INSTRUCTIONS TO FOLLOW:
Copy every line from the one that holds "Convert this document image to plain text." to the end of the records below, exactly and with nothing else, but without any pictures.

SUPPLIED MATERIAL:
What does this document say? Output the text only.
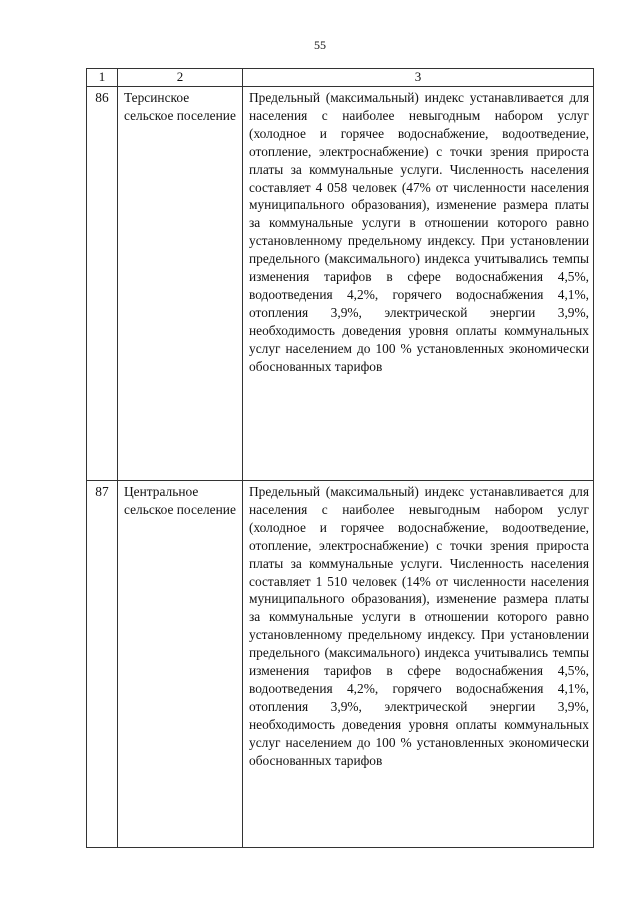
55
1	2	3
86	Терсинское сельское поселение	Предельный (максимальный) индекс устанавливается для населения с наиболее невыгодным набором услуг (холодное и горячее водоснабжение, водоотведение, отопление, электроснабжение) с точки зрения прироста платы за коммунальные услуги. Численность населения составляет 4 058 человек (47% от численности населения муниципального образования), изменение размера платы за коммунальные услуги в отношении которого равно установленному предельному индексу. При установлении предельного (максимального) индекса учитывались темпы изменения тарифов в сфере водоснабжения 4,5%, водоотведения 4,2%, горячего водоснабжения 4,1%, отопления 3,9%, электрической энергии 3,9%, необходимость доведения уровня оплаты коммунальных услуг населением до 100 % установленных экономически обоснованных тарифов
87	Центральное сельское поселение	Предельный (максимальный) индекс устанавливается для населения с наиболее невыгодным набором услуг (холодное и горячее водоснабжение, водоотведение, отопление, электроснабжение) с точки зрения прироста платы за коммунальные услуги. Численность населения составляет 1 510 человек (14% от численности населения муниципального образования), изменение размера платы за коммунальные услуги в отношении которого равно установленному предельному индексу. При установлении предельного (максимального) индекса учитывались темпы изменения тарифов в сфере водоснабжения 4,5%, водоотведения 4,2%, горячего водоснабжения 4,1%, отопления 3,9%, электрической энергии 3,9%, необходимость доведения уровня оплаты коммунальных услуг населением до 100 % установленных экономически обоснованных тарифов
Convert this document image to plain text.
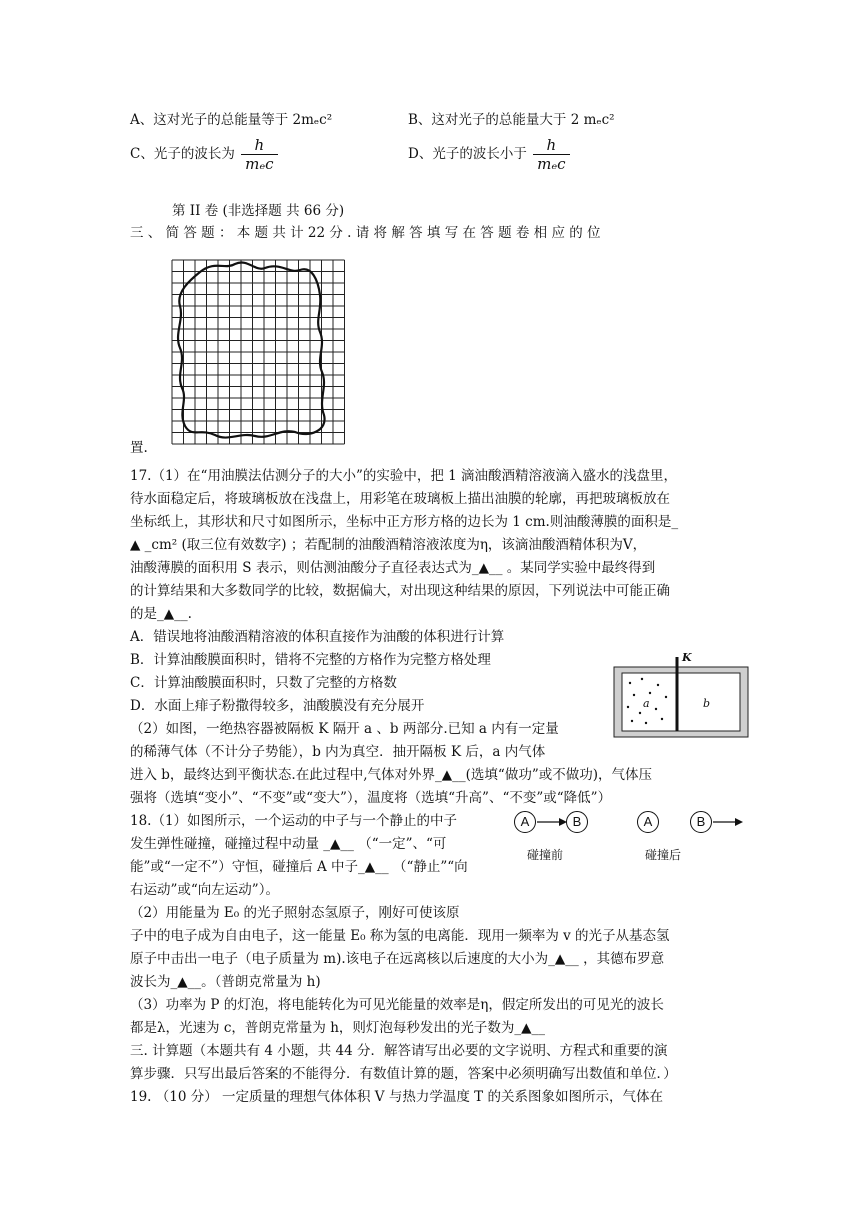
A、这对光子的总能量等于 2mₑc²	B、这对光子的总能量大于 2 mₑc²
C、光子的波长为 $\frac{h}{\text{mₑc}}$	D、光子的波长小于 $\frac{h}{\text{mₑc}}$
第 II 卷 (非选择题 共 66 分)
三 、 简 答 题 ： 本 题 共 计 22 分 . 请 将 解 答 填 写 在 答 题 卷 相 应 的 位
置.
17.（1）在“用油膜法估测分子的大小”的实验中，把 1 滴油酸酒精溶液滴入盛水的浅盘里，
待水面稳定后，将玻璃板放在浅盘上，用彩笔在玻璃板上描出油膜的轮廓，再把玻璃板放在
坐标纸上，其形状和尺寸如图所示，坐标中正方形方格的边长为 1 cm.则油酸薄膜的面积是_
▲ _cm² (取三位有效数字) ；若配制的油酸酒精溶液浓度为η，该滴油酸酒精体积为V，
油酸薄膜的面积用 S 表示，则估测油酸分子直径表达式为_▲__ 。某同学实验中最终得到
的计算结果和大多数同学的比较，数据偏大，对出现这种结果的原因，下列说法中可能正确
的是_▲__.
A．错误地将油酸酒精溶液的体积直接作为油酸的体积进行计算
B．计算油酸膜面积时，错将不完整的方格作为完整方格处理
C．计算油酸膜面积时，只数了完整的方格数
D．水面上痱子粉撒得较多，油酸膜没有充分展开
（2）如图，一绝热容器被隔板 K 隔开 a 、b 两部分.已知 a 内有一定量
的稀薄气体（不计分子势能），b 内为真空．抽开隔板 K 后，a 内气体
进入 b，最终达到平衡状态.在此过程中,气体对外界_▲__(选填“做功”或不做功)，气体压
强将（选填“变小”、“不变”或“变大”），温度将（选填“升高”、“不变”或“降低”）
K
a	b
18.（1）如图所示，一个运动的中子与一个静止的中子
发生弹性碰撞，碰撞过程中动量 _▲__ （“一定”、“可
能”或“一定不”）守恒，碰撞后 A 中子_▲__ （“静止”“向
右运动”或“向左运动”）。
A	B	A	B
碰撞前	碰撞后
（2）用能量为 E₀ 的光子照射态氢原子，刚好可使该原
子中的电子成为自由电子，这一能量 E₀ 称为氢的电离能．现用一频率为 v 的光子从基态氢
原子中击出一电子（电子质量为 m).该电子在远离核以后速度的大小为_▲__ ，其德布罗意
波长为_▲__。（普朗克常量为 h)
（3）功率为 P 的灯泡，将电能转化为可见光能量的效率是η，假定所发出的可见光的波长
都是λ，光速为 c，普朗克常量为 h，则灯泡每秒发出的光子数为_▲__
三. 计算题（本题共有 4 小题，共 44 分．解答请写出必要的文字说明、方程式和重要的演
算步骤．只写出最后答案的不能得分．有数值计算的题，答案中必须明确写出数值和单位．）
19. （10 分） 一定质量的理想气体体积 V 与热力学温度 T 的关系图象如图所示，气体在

FULL OUTPUT:
Convert this document image to plain text.
A、这对光子的总能量等于 2mₑc²	B、这对光子的总能量大于 2 mₑc²
C、光子的波长为 $\frac{h}{\text{mₑc}}$	D、光子的波长小于 $\frac{h}{\text{mₑc}}$
第 II 卷 (非选择题 共 66 分)
三 、 简 答 题 ： 本 题 共 计 22 分 . 请 将 解 答 填 写 在 答 题 卷 相 应 的 位
置.
17.（1）在“用油膜法估测分子的大小”的实验中，把 1 滴油酸酒精溶液滴入盛水的浅盘里，
待水面稳定后，将玻璃板放在浅盘上，用彩笔在玻璃板上描出油膜的轮廓，再把玻璃板放在
坐标纸上，其形状和尺寸如图所示，坐标中正方形方格的边长为 1 cm.则油酸薄膜的面积是_
▲ _cm² (取三位有效数字) ；若配制的油酸酒精溶液浓度为η，该滴油酸酒精体积为V，
油酸薄膜的面积用 S 表示，则估测油酸分子直径表达式为_▲__ 。某同学实验中最终得到
的计算结果和大多数同学的比较，数据偏大，对出现这种结果的原因，下列说法中可能正确
的是_▲__.
A．错误地将油酸酒精溶液的体积直接作为油酸的体积进行计算
B．计算油酸膜面积时，错将不完整的方格作为完整方格处理
C．计算油酸膜面积时，只数了完整的方格数
D．水面上痱子粉撒得较多，油酸膜没有充分展开
（2）如图，一绝热容器被隔板 K 隔开 a 、b 两部分.已知 a 内有一定量
的稀薄气体（不计分子势能），b 内为真空．抽开隔板 K 后，a 内气体
进入 b，最终达到平衡状态.在此过程中,气体对外界_▲__(选填“做功”或不做功)，气体压
强将（选填“变小”、“不变”或“变大”），温度将（选填“升高”、“不变”或“降低”）
K
a	b
18.（1）如图所示，一个运动的中子与一个静止的中子
发生弹性碰撞，碰撞过程中动量 _▲__ （“一定”、“可
能”或“一定不”）守恒，碰撞后 A 中子_▲__ （“静止”“向
右运动”或“向左运动”）。
A	B	A	B
碰撞前	碰撞后
（2）用能量为 E₀ 的光子照射态氢原子，刚好可使该原
子中的电子成为自由电子，这一能量 E₀ 称为氢的电离能．现用一频率为 v 的光子从基态氢
原子中击出一电子（电子质量为 m).该电子在远离核以后速度的大小为_▲__ ，其德布罗意
波长为_▲__。（普朗克常量为 h)
（3）功率为 P 的灯泡，将电能转化为可见光能量的效率是η，假定所发出的可见光的波长
都是λ，光速为 c，普朗克常量为 h，则灯泡每秒发出的光子数为_▲__
三. 计算题（本题共有 4 小题，共 44 分．解答请写出必要的文字说明、方程式和重要的演
算步骤．只写出最后答案的不能得分．有数值计算的题，答案中必须明确写出数值和单位．）
19. （10 分） 一定质量的理想气体体积 V 与热力学温度 T 的关系图象如图所示，气体在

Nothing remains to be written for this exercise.